Review the lines that follow and copy each one that contains the word "FENTON".

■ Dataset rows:
=======
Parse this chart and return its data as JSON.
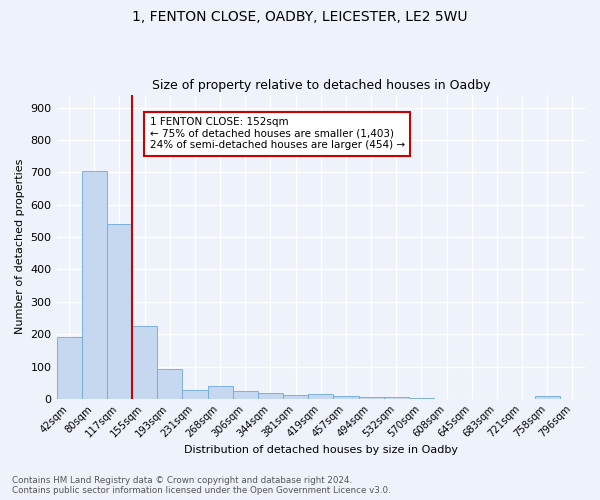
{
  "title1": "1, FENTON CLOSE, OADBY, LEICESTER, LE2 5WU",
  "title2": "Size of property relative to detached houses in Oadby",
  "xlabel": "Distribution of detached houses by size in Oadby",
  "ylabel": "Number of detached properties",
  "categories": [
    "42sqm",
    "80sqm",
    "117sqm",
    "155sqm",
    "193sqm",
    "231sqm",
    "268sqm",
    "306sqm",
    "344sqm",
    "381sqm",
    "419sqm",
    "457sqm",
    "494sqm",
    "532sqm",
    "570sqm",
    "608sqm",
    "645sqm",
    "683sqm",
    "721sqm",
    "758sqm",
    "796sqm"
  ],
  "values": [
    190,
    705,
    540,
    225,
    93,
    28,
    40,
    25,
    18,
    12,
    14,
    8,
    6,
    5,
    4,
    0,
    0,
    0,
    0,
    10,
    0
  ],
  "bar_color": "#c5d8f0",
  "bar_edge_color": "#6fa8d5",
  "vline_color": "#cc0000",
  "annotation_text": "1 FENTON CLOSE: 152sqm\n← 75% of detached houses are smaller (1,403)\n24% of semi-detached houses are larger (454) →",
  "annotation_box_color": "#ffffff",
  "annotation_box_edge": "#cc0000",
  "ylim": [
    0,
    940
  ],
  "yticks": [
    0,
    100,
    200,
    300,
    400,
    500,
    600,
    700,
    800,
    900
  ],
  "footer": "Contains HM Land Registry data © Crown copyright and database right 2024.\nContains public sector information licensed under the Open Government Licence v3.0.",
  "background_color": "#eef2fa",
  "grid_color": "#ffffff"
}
=======
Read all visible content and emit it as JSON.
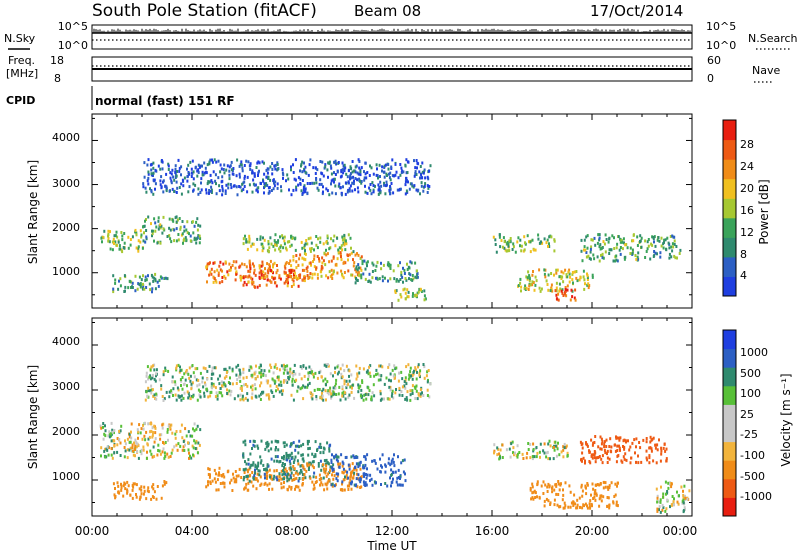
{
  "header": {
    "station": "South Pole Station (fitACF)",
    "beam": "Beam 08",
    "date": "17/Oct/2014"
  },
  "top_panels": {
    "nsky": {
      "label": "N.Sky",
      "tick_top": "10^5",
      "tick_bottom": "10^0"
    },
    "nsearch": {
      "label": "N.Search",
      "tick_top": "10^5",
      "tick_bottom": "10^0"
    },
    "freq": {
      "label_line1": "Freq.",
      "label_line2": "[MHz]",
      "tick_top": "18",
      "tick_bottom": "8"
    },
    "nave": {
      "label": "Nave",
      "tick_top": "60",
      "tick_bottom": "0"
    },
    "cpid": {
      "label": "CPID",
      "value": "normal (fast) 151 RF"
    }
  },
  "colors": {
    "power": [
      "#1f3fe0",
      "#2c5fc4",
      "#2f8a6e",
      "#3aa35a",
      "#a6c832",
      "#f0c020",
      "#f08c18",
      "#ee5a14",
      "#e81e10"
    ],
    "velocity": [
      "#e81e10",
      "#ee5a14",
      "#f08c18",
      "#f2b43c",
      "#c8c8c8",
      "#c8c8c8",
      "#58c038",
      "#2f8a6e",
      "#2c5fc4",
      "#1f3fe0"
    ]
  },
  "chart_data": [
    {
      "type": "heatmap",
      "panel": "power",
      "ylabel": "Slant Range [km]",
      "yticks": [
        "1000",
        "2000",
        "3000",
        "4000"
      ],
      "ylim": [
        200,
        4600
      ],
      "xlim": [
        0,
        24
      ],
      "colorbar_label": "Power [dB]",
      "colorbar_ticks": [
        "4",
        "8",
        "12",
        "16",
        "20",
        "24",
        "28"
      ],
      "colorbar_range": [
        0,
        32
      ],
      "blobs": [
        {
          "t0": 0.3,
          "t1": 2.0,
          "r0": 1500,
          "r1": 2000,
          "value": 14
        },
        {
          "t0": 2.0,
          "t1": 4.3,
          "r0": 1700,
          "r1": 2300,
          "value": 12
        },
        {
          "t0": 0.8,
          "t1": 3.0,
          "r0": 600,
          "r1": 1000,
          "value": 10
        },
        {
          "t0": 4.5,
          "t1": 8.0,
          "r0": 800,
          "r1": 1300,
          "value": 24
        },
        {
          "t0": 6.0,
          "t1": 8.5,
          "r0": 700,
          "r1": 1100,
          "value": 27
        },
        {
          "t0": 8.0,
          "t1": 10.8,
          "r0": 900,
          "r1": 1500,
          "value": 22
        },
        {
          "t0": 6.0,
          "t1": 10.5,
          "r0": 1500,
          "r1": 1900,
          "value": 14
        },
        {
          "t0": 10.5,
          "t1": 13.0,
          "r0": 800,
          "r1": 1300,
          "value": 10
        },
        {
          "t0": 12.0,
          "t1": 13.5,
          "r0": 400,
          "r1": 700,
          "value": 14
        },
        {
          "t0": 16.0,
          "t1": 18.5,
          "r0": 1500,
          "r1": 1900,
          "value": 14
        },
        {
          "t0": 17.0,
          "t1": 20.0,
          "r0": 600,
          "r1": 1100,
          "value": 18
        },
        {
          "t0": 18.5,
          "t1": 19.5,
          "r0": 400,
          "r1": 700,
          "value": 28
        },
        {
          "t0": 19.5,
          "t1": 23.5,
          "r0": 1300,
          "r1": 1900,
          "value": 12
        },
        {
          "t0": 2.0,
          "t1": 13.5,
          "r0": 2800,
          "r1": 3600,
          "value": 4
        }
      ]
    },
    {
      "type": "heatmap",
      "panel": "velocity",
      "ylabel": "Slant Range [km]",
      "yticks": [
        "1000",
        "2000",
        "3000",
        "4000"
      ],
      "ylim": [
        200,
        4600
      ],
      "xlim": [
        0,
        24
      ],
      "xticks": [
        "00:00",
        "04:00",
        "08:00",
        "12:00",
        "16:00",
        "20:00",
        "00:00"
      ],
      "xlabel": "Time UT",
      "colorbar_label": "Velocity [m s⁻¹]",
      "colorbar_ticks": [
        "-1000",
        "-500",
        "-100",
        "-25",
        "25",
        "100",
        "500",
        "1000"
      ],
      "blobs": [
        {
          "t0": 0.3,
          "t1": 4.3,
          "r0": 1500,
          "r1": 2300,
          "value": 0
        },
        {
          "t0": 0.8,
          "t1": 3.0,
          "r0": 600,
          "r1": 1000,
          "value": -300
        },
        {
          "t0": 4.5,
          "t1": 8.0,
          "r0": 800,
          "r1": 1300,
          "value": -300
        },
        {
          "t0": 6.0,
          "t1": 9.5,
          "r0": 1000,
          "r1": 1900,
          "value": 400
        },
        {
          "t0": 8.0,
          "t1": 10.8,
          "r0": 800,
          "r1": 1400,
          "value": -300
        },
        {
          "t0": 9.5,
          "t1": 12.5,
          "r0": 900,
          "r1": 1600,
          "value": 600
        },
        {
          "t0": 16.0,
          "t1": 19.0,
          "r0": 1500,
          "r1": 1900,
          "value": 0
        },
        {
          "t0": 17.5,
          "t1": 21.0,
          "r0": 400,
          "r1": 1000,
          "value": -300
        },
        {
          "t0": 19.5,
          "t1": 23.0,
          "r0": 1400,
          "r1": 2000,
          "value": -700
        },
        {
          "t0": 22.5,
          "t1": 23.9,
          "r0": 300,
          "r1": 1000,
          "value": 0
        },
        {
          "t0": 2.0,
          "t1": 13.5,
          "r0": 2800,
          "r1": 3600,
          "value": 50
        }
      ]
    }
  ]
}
=======
■ Right answer:
  "title1": "1, FENTON CLOSE, OADBY, LEICESTER, LE2 5WU",
  "annotation_text": "1 FENTON CLOSE: 152sqm\n← 75% of detached houses are smaller (1,403)\n24% of semi-detached houses are larger (454) →",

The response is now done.